Task description | List each line of the data in which the string "consecutive" appears.

Supplied material |
::::

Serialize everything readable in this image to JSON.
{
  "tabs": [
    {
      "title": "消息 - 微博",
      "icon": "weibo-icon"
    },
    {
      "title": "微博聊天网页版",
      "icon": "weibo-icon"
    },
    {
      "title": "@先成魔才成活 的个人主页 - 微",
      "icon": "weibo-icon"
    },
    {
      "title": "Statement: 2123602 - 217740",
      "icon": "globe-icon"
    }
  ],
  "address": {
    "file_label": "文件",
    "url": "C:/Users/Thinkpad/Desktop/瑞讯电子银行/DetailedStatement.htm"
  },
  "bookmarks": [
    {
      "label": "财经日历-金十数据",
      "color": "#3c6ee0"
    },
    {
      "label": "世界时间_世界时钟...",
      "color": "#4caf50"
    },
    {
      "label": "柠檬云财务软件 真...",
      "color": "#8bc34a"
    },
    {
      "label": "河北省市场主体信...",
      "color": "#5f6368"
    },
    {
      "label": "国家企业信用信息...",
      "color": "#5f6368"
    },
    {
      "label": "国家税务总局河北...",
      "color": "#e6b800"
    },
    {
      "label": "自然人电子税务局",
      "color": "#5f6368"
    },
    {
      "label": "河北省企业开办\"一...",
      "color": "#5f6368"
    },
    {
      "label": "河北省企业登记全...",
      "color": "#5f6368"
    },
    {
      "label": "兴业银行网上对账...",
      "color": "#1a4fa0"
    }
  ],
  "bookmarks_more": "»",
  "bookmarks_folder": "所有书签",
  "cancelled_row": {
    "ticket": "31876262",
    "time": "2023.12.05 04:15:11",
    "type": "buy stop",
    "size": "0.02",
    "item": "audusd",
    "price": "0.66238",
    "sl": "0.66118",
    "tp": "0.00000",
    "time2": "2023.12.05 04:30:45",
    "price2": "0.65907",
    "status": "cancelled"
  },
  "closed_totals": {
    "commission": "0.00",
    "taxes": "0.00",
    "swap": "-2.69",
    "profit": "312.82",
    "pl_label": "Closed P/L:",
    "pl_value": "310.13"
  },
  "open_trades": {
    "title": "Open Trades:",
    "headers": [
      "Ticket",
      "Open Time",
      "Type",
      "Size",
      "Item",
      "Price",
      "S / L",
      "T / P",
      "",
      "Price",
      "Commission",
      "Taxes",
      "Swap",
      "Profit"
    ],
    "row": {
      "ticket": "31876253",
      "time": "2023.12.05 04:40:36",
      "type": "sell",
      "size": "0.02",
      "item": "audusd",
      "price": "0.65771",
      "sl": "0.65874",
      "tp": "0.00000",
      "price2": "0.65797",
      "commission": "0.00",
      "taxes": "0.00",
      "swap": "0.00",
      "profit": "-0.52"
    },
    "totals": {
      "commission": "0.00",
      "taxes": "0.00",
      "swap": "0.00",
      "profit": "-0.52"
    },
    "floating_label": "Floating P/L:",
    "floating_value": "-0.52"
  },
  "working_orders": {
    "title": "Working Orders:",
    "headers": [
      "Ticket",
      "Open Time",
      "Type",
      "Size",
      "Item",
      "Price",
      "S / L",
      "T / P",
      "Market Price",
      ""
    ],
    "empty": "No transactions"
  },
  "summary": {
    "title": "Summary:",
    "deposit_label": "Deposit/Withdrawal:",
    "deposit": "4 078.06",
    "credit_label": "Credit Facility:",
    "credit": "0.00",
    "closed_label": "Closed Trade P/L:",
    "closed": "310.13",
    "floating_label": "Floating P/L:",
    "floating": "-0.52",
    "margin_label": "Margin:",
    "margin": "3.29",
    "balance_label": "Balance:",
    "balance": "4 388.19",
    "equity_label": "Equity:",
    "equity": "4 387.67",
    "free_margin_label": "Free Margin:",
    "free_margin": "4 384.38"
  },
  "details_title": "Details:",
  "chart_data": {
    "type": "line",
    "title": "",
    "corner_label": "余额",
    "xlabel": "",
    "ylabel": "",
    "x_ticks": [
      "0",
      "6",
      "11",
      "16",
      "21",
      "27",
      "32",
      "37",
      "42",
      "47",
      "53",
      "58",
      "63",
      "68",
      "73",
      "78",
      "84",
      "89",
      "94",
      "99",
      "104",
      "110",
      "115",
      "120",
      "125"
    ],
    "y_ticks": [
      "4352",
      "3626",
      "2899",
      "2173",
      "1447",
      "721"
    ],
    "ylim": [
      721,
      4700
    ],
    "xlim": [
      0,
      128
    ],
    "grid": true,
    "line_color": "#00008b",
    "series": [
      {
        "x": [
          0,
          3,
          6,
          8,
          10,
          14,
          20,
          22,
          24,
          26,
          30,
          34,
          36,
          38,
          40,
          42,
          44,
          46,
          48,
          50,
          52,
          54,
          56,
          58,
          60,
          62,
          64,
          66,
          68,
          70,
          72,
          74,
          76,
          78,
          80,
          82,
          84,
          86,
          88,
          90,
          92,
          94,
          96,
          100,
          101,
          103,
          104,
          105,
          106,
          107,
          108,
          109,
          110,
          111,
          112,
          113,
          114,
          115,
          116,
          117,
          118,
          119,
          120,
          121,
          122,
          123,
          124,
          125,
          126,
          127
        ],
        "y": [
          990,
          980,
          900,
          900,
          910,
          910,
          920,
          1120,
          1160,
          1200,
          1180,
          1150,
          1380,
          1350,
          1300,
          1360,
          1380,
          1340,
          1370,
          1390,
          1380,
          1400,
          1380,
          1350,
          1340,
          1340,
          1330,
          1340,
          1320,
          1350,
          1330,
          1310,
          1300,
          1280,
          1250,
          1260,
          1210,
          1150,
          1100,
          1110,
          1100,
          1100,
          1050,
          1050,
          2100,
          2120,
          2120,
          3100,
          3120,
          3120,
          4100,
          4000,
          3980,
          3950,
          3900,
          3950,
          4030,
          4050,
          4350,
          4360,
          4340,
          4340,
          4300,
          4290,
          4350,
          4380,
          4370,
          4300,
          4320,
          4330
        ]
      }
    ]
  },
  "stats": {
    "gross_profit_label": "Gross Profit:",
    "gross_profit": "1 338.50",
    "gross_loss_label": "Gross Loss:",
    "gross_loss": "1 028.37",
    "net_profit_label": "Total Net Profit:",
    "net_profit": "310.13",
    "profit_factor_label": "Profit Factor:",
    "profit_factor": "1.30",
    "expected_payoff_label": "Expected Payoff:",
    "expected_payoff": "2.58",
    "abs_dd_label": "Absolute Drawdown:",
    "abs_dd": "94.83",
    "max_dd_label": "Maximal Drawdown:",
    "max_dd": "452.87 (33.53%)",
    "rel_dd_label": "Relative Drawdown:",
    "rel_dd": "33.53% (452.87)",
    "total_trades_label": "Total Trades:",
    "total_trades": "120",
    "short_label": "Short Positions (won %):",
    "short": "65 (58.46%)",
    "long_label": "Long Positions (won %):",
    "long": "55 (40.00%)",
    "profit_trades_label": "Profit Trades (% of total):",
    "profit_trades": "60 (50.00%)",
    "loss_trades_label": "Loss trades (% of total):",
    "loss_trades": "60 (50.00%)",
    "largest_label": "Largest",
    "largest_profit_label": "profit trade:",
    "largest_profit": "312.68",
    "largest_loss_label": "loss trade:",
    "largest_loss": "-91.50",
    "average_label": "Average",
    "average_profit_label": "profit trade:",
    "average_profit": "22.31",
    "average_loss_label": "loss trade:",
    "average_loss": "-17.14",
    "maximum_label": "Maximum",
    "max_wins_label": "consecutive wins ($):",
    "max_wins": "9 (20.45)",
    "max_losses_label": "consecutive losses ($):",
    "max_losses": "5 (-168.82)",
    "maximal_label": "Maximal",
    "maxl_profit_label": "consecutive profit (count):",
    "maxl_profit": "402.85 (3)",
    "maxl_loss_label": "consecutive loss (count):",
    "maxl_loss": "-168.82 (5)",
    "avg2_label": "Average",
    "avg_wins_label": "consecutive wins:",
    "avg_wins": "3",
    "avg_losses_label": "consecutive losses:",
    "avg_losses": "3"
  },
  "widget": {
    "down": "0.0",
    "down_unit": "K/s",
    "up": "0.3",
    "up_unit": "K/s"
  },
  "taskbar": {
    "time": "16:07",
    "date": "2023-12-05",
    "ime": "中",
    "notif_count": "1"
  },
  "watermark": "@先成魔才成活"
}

::::

Result of this exercise |
    "max_wins_label": "consecutive wins ($):",
    "max_losses_label": "consecutive losses ($):",
    "maxl_profit_label": "consecutive profit (count):",
    "maxl_loss_label": "consecutive loss (count):",
    "avg_wins_label": "consecutive wins:",
    "avg_losses_label": "consecutive losses:",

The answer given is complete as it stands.